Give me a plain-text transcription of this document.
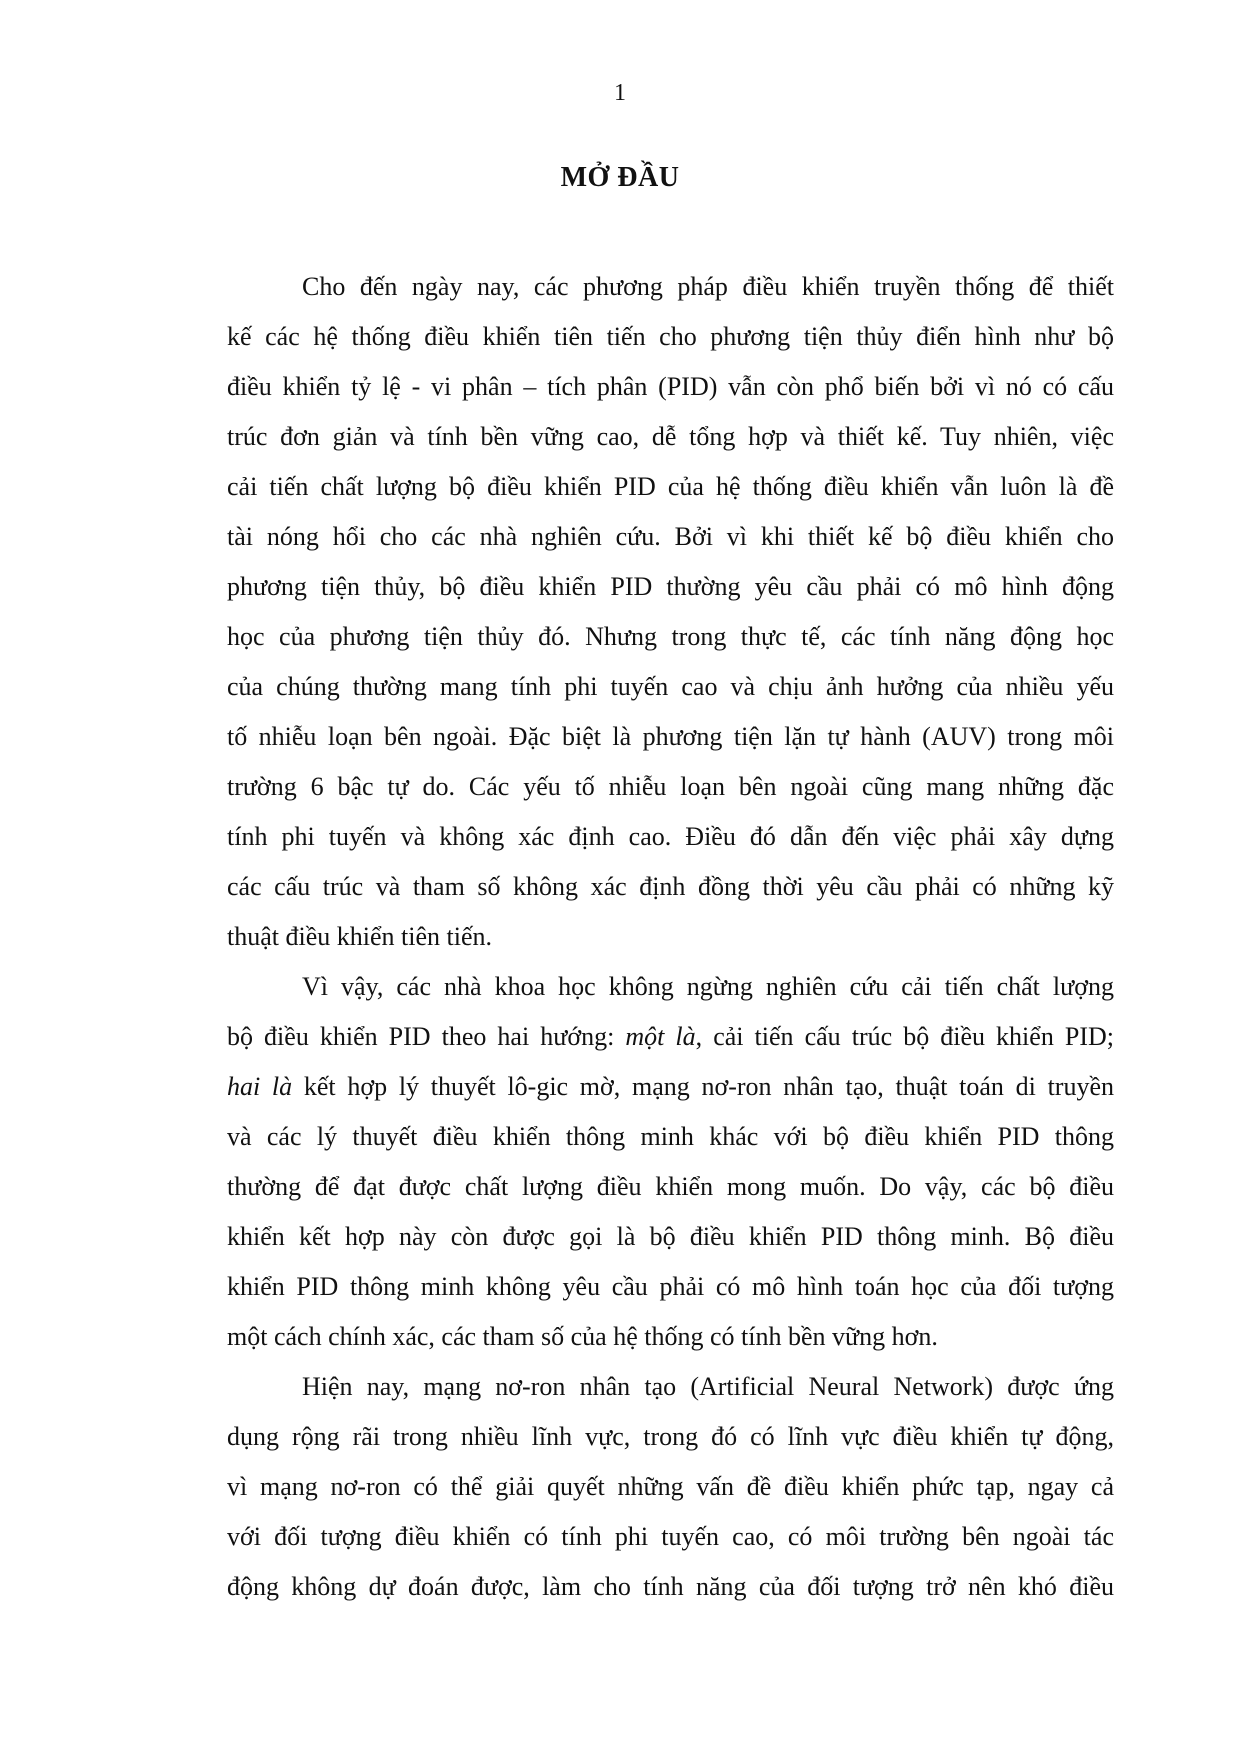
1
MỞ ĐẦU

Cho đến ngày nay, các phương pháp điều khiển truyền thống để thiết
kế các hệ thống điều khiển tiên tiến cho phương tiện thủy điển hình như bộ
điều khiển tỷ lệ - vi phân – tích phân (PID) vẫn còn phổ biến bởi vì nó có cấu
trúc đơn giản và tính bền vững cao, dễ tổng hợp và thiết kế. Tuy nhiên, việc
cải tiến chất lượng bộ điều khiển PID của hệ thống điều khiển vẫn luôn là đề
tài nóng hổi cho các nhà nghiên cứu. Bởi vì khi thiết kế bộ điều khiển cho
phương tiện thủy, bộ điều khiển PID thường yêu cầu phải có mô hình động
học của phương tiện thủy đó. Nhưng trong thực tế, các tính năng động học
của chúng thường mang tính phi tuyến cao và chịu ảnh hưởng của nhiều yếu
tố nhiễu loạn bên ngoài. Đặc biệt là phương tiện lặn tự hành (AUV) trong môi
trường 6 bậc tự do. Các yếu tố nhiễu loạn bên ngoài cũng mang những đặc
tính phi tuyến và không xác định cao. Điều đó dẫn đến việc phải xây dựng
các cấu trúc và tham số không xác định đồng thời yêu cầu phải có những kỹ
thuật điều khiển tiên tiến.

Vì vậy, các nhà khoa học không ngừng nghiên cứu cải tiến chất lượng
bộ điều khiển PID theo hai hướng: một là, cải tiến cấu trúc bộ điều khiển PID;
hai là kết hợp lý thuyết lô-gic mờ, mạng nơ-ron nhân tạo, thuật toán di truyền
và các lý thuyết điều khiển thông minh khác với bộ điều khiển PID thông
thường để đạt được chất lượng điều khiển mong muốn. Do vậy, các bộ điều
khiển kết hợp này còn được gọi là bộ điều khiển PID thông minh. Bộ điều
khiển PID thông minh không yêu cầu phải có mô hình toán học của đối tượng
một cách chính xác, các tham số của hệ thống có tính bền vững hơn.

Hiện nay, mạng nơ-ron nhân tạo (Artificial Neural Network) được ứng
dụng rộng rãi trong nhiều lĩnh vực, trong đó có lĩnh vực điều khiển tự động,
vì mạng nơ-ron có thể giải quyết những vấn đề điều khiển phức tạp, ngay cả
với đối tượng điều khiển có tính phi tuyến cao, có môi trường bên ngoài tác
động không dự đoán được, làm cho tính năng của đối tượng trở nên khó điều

## GIVEN TASK
Without the pictures, restate each entry exactly.

## EXERCISE RESPONSE
Give me a plain-text transcription of this document.
1
MỞ ĐẦU

Cho đến ngày nay, các phương pháp điều khiển truyền thống để thiết
kế các hệ thống điều khiển tiên tiến cho phương tiện thủy điển hình như bộ
điều khiển tỷ lệ - vi phân – tích phân (PID) vẫn còn phổ biến bởi vì nó có cấu
trúc đơn giản và tính bền vững cao, dễ tổng hợp và thiết kế. Tuy nhiên, việc
cải tiến chất lượng bộ điều khiển PID của hệ thống điều khiển vẫn luôn là đề
tài nóng hổi cho các nhà nghiên cứu. Bởi vì khi thiết kế bộ điều khiển cho
phương tiện thủy, bộ điều khiển PID thường yêu cầu phải có mô hình động
học của phương tiện thủy đó. Nhưng trong thực tế, các tính năng động học
của chúng thường mang tính phi tuyến cao và chịu ảnh hưởng của nhiều yếu
tố nhiễu loạn bên ngoài. Đặc biệt là phương tiện lặn tự hành (AUV) trong môi
trường 6 bậc tự do. Các yếu tố nhiễu loạn bên ngoài cũng mang những đặc
tính phi tuyến và không xác định cao. Điều đó dẫn đến việc phải xây dựng
các cấu trúc và tham số không xác định đồng thời yêu cầu phải có những kỹ
thuật điều khiển tiên tiến.

Vì vậy, các nhà khoa học không ngừng nghiên cứu cải tiến chất lượng
bộ điều khiển PID theo hai hướng: một là, cải tiến cấu trúc bộ điều khiển PID;
hai là kết hợp lý thuyết lô-gic mờ, mạng nơ-ron nhân tạo, thuật toán di truyền
và các lý thuyết điều khiển thông minh khác với bộ điều khiển PID thông
thường để đạt được chất lượng điều khiển mong muốn. Do vậy, các bộ điều
khiển kết hợp này còn được gọi là bộ điều khiển PID thông minh. Bộ điều
khiển PID thông minh không yêu cầu phải có mô hình toán học của đối tượng
một cách chính xác, các tham số của hệ thống có tính bền vững hơn.

Hiện nay, mạng nơ-ron nhân tạo (Artificial Neural Network) được ứng
dụng rộng rãi trong nhiều lĩnh vực, trong đó có lĩnh vực điều khiển tự động,
vì mạng nơ-ron có thể giải quyết những vấn đề điều khiển phức tạp, ngay cả
với đối tượng điều khiển có tính phi tuyến cao, có môi trường bên ngoài tác
động không dự đoán được, làm cho tính năng của đối tượng trở nên khó điều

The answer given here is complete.